Task to carry out. Lines containing the string "Anual" are to be collected in full.

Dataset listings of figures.
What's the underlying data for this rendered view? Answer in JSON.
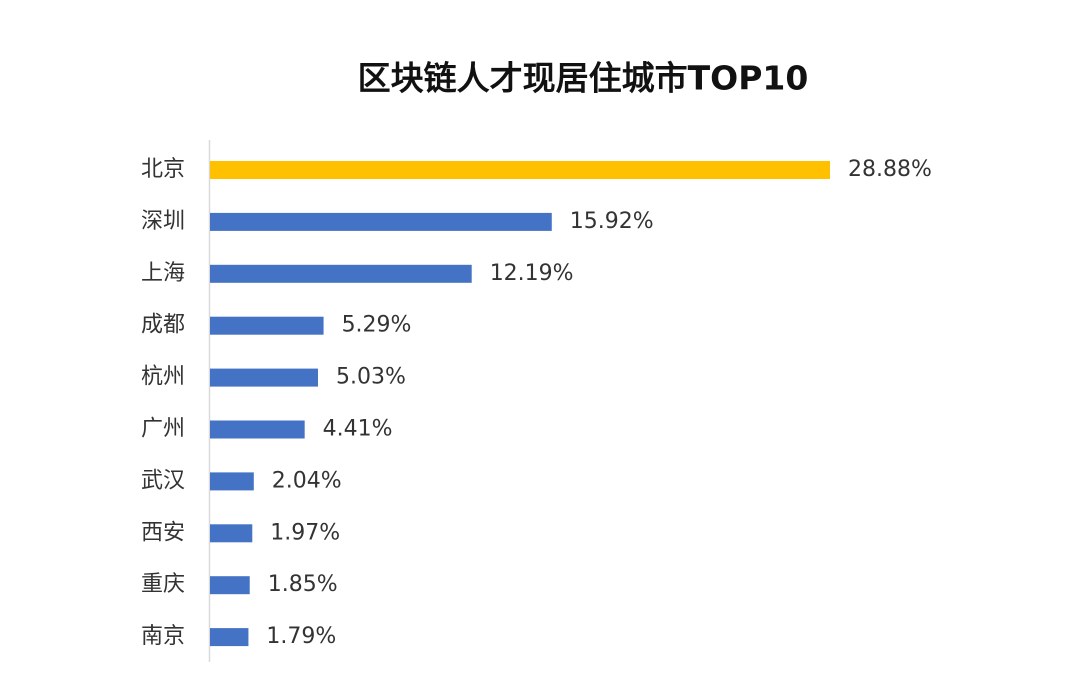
{
  "chart_data": {
    "type": "barh",
    "title": "区块链人才现居住城市TOP10",
    "categories": [
      "北京",
      "深圳",
      "上海",
      "成都",
      "杭州",
      "广州",
      "武汉",
      "西安",
      "重庆",
      "南京"
    ],
    "values": [
      28.88,
      15.92,
      12.19,
      5.29,
      5.03,
      4.41,
      2.04,
      1.97,
      1.85,
      1.79
    ],
    "value_labels": [
      "28.88%",
      "15.92%",
      "12.19%",
      "5.29%",
      "5.03%",
      "4.41%",
      "2.04%",
      "1.97%",
      "1.85%",
      "1.79%"
    ],
    "colors": [
      "#FFC000",
      "#4472C4",
      "#4472C4",
      "#4472C4",
      "#4472C4",
      "#4472C4",
      "#4472C4",
      "#4472C4",
      "#4472C4",
      "#4472C4"
    ]
  }
}
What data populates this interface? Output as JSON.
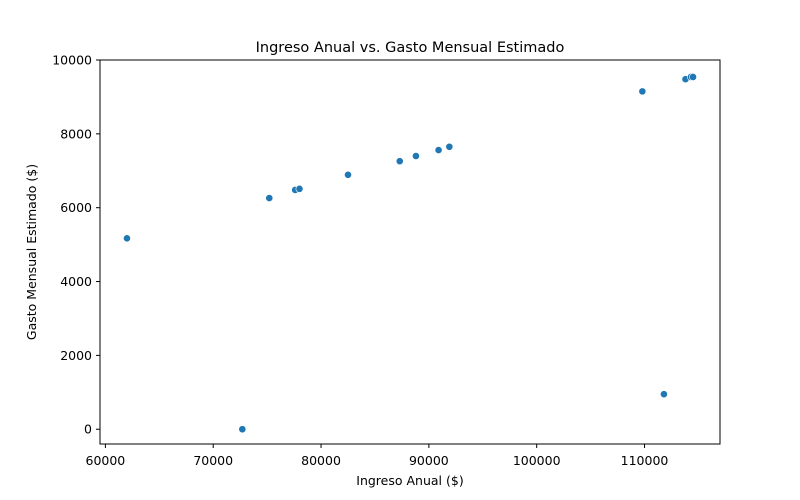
{
  "chart_data": {
    "type": "scatter",
    "title": "Ingreso Anual vs. Gasto Mensual Estimado",
    "xlabel": "Ingreso Anual ($)",
    "ylabel": "Gasto Mensual Estimado ($)",
    "xlim": [
      59500,
      117000
    ],
    "ylim": [
      -400,
      10000
    ],
    "xticks": [
      60000,
      70000,
      80000,
      90000,
      100000,
      110000
    ],
    "yticks": [
      0,
      2000,
      4000,
      6000,
      8000,
      10000
    ],
    "grid": false,
    "legend": "none",
    "marker_color": "#1f77b4",
    "points": [
      {
        "x": 62000,
        "y": 5170
      },
      {
        "x": 72700,
        "y": 0
      },
      {
        "x": 75200,
        "y": 6260
      },
      {
        "x": 77600,
        "y": 6480
      },
      {
        "x": 78000,
        "y": 6510
      },
      {
        "x": 82500,
        "y": 6890
      },
      {
        "x": 87300,
        "y": 7260
      },
      {
        "x": 88800,
        "y": 7400
      },
      {
        "x": 90900,
        "y": 7560
      },
      {
        "x": 91900,
        "y": 7650
      },
      {
        "x": 109800,
        "y": 9150
      },
      {
        "x": 111800,
        "y": 950
      },
      {
        "x": 113800,
        "y": 9480
      },
      {
        "x": 114300,
        "y": 9540
      },
      {
        "x": 114500,
        "y": 9540
      }
    ]
  }
}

Response to the task.
    "title": "Ingreso Anual vs. Gasto Mensual Estimado",
    "xlabel": "Ingreso Anual ($)",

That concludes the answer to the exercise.